Provided data:
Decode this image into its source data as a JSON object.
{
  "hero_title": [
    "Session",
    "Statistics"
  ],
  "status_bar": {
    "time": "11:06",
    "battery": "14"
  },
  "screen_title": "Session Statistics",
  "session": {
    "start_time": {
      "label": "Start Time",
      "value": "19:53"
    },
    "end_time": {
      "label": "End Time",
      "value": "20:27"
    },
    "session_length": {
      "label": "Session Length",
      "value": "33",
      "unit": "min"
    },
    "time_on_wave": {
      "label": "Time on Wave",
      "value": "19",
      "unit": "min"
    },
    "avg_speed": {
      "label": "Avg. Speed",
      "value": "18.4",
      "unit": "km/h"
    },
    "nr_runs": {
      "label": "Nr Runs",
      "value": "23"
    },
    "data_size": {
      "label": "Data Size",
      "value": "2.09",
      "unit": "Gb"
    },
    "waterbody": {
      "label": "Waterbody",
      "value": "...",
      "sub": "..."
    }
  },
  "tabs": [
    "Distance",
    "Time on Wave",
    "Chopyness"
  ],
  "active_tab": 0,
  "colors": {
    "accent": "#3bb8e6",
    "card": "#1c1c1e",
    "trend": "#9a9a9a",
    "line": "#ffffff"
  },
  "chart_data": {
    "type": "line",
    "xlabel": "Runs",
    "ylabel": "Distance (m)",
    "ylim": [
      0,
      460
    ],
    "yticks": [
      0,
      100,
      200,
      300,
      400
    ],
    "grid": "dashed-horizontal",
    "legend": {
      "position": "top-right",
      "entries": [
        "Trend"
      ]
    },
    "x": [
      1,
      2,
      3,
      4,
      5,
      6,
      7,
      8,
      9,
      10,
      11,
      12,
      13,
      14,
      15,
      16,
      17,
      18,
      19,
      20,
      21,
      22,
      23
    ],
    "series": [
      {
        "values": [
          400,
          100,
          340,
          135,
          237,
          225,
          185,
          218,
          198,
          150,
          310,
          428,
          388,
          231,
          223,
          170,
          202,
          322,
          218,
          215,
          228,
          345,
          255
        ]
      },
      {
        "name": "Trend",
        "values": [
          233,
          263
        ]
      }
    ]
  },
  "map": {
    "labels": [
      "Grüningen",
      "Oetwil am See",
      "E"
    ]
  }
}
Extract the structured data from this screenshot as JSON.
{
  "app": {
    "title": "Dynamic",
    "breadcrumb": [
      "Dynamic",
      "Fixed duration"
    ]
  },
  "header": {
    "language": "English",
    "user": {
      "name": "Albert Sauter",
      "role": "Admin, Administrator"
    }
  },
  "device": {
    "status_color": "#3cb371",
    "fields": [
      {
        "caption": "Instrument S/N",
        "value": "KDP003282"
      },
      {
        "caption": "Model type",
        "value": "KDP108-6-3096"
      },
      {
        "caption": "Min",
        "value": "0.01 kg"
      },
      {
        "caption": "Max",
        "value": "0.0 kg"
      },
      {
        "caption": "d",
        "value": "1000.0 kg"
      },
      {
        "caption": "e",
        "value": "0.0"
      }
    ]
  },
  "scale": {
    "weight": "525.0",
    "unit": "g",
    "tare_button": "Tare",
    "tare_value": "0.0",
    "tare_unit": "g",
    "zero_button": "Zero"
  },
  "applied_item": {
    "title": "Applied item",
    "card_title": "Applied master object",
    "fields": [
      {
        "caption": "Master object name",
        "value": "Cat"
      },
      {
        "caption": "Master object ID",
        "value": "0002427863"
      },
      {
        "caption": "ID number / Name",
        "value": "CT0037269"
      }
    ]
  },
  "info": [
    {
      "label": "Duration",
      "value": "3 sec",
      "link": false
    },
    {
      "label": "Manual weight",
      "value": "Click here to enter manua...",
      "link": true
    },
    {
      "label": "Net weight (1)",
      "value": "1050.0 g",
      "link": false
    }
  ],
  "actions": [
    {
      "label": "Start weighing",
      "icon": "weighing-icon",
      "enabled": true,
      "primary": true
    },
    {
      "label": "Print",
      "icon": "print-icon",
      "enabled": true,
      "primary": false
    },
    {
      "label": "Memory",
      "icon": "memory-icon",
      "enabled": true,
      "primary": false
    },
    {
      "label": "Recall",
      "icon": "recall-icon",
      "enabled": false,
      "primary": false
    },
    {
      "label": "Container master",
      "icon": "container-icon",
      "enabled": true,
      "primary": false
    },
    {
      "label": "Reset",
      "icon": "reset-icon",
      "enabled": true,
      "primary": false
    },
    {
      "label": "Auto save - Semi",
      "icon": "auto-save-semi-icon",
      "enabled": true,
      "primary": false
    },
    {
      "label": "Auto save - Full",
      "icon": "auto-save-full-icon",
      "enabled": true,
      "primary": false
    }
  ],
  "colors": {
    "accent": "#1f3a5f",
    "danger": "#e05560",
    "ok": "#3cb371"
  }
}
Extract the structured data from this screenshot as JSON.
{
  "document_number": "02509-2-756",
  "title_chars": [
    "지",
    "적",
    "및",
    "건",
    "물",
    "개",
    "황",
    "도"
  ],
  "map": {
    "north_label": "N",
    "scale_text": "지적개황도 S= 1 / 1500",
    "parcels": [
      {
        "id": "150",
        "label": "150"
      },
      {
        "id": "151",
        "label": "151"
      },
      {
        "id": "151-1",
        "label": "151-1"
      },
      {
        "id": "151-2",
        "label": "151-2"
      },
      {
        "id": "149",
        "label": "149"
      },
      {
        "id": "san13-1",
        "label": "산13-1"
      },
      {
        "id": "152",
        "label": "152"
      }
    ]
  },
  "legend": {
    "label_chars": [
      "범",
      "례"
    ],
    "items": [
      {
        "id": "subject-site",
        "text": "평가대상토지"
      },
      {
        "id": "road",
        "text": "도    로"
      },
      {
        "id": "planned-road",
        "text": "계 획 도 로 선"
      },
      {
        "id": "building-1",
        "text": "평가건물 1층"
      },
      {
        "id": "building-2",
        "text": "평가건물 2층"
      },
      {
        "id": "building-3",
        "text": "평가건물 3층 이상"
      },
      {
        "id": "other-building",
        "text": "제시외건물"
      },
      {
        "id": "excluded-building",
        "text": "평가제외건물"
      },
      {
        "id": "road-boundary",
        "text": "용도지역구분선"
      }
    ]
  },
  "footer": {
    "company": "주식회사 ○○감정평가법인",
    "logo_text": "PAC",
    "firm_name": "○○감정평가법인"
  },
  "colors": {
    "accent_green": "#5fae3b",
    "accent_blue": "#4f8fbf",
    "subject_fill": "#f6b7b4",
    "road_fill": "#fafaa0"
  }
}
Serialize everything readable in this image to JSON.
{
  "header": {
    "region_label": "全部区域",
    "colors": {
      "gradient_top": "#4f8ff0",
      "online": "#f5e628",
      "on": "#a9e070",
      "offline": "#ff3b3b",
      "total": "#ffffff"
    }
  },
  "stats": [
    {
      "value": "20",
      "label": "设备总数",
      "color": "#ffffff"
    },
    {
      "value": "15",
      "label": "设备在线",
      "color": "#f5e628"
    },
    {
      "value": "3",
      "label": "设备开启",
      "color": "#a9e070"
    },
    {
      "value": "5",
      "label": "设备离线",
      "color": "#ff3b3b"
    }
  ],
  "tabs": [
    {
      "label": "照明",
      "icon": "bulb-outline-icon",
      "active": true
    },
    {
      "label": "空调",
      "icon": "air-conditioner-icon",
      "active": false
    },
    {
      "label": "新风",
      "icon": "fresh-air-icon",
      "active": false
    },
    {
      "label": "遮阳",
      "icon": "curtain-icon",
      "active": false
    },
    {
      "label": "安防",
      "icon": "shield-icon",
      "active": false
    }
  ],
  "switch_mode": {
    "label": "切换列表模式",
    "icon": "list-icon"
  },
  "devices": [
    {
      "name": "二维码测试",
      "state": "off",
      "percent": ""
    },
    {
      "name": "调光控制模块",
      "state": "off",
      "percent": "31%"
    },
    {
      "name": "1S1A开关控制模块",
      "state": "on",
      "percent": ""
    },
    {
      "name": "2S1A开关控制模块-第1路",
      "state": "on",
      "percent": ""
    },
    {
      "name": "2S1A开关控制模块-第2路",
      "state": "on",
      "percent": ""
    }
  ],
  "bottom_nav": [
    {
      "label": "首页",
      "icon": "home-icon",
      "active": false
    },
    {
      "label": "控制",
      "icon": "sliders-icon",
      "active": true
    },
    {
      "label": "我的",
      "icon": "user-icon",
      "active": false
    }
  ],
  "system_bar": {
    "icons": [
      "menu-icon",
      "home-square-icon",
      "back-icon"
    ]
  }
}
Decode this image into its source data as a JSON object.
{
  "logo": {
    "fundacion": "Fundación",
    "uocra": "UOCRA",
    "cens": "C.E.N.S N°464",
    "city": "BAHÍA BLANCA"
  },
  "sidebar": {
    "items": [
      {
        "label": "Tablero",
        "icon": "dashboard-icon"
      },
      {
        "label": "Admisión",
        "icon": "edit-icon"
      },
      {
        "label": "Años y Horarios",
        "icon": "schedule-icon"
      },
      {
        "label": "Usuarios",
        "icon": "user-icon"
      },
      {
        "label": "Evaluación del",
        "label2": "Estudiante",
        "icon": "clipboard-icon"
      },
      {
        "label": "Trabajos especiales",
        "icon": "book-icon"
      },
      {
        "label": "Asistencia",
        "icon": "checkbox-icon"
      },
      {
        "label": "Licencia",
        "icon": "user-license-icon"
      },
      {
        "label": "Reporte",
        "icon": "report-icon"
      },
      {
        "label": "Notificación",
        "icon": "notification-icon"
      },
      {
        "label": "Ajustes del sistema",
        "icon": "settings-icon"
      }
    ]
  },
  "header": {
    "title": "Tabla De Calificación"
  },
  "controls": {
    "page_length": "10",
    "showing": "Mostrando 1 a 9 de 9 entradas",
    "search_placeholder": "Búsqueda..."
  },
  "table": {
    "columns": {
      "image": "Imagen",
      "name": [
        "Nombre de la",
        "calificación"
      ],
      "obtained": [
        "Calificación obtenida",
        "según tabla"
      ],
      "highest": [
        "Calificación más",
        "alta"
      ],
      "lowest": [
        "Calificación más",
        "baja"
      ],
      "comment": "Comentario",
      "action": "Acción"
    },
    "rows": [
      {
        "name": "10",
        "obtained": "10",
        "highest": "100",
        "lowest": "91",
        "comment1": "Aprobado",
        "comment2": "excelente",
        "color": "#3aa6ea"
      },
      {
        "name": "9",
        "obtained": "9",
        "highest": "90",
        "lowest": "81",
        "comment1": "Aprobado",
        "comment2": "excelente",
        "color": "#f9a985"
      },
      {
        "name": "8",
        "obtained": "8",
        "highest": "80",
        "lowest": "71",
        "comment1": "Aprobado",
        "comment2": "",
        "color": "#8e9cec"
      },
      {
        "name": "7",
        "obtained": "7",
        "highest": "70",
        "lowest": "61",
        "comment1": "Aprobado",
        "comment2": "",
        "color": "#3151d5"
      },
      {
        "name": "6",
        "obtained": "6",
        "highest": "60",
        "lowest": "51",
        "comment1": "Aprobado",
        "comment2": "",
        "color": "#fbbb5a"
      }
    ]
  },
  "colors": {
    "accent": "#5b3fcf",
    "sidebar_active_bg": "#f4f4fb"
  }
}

Problem statement: Go through the material and copy out every line with "caption" in it.

Complete answer:
        "caption": "Instrument S/N",
        "caption": "Model type",
        "caption": "Min",
        "caption": "Max",
        "caption": "d",
        "caption": "e",
        "caption": "Master object name",
        "caption": "Master object ID",
        "caption": "ID number / Name",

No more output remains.